You, then, why do you judge your brother or sister?" - Romans 14

The passage doesn't say anything about Shabbat.

Let's break it down for understanding.

(CLV) Ro 14:1
Now the infirm in the faith be taking to yourselves, but not for discrimination of reasonings.

(CLV) Ro 14:2
One, indeed, is believing to eat all things, yet the infirm one is eating greens.

This is about eating.

(CLV) Ro 14:3
Let not him who is eating be scorning him who is not eating. (fasting) Yet let not him who is not eating (fasting) be judging him who is eating, for God took him to Himself.

Not eating is called fasting.

(CLV) Ro 14:4
Who are you who are judging Another's domestic? To his own Master he is standing or falling. Now he will be made to stand, for the Lord is able to make him stand.

(CLV) Ro 14:5
One indeed, is deciding for one day rather than another day, yet one is deciding for every day. Let each one be fully assured in his own mind.

> [PROBLEM 1]:
In the commentary on Romans 14, what is not eating called?
> [PROBLEM 2]:
Resume the commentary on Romans 14 right after its final quoted verse, keeping its style of short verse-by-verse remarks.

Records from a data collection:
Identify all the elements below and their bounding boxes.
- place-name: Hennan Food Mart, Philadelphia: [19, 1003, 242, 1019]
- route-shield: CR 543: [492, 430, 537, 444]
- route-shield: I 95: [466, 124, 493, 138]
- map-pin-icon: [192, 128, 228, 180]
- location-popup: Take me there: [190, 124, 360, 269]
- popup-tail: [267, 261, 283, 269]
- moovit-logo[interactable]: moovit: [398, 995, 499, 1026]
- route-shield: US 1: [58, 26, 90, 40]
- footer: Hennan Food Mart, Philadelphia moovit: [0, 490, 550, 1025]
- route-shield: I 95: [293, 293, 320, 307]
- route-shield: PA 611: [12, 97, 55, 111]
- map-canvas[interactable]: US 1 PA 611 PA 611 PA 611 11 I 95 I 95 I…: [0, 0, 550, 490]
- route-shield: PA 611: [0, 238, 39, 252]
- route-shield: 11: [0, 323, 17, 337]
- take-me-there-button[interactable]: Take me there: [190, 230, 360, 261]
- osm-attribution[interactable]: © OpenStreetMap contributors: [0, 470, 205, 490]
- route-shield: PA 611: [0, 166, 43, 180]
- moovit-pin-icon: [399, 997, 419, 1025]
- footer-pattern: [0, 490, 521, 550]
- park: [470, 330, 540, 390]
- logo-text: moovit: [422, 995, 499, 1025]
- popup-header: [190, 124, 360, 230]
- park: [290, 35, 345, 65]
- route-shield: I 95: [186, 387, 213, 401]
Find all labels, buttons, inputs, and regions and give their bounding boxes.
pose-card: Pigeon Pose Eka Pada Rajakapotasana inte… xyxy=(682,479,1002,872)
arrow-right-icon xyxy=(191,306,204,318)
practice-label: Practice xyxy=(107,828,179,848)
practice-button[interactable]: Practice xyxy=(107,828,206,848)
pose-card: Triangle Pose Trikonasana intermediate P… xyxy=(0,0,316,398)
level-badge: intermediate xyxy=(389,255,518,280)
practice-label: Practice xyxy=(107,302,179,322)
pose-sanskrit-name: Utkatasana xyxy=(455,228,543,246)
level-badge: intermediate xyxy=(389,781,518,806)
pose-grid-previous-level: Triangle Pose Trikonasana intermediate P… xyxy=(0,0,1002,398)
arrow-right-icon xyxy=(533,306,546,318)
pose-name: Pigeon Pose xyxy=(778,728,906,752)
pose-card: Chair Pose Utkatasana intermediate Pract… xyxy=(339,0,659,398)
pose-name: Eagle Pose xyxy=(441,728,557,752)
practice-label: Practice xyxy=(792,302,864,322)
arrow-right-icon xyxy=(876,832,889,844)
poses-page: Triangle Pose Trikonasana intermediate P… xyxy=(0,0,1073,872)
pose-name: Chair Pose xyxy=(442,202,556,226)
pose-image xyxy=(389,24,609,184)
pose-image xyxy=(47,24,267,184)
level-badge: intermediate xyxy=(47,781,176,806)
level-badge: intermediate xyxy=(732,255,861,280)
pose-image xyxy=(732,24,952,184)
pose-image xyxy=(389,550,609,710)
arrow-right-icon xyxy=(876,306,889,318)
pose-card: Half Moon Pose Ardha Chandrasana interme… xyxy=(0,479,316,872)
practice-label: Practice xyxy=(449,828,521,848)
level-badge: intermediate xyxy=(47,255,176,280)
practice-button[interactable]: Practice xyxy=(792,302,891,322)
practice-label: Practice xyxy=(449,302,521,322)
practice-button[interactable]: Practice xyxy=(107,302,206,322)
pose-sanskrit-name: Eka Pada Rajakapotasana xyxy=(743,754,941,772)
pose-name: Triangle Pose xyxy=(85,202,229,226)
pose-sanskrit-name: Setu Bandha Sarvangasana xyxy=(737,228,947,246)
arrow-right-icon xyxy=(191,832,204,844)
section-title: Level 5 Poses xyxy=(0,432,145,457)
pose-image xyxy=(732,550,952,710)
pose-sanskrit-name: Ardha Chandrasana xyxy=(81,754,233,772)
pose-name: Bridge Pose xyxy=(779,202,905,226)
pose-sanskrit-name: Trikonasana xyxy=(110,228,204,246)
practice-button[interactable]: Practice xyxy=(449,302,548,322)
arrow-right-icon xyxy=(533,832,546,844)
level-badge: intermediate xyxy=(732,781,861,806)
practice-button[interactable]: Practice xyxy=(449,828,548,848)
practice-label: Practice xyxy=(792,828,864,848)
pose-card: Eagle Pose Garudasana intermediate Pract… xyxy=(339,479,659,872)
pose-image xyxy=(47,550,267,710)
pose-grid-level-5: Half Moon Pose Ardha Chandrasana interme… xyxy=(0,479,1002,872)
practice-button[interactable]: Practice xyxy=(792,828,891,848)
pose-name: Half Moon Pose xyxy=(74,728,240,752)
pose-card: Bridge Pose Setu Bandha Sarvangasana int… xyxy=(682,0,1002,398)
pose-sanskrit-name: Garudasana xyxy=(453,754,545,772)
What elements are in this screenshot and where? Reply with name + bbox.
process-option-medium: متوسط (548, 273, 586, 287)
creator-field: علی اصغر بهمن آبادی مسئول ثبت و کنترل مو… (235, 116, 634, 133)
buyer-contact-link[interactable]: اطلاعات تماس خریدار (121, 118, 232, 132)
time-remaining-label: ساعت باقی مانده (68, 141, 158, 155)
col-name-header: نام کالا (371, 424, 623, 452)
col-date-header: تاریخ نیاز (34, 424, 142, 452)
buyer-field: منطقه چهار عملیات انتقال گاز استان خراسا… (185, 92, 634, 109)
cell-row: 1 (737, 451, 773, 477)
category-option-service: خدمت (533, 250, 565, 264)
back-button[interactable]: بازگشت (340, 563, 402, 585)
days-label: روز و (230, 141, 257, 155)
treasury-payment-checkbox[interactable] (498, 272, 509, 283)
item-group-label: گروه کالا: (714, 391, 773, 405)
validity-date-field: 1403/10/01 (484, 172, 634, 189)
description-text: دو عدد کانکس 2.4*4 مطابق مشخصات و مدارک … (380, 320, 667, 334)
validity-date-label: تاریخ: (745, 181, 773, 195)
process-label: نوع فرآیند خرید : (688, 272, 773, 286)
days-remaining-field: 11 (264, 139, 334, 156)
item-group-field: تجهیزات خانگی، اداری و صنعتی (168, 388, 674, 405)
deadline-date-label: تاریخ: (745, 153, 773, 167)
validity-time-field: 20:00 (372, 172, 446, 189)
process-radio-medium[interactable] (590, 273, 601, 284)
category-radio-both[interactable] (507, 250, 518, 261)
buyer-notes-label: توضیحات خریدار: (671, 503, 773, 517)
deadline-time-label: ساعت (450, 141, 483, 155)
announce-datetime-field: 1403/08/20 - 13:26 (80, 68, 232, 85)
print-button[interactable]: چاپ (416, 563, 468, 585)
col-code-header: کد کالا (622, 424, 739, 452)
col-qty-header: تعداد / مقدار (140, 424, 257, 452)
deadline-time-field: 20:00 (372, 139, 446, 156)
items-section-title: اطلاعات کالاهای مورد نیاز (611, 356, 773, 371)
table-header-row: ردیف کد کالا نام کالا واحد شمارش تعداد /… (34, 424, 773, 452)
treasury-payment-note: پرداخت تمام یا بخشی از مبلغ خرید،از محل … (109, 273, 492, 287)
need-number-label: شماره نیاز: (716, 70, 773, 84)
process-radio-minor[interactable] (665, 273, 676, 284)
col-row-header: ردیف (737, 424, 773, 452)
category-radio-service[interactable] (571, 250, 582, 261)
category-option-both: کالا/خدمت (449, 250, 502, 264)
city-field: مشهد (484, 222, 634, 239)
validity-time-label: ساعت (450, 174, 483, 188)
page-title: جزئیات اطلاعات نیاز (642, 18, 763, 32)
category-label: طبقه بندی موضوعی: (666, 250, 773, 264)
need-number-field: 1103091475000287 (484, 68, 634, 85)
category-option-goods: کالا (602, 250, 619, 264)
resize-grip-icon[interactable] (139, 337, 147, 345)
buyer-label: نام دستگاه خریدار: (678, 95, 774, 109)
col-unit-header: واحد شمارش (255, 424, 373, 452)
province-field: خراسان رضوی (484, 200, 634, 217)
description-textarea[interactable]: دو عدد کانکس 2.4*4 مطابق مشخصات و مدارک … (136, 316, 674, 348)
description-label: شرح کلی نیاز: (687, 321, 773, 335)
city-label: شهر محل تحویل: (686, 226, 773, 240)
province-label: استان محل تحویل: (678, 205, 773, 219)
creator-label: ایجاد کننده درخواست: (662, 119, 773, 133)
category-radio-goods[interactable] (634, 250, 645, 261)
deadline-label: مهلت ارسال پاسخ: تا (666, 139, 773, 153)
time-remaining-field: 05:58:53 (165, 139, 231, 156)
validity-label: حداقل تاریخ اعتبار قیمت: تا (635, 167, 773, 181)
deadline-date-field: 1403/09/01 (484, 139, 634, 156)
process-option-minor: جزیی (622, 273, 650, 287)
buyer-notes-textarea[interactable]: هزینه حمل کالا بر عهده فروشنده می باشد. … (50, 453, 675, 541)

> [EXPECTED ANSWER 1]:
Not eating is called fasting.

> [EXPECTED ANSWER 2]:
(CLV) Ro 14:6
He who is disposed to the day, is disposed to it to the Lord; and he who is eating, is eating to the Lord, for he is thanking God. And he who is not eating, (fasting) to the Lord is not eating, (fasting) and is thanking God.

10 times within 6 verses we see the word eating; but some completely ignore the word eating; and want to make this about the Sabbath. Nowhere was the sabbath mentioned in this passage. As a matter of fact, the Sabbath isn't mentioned in this whole letter.

This passage tells the readers not to squabble over which days to fast. YHWH gave no commands on which days to fast.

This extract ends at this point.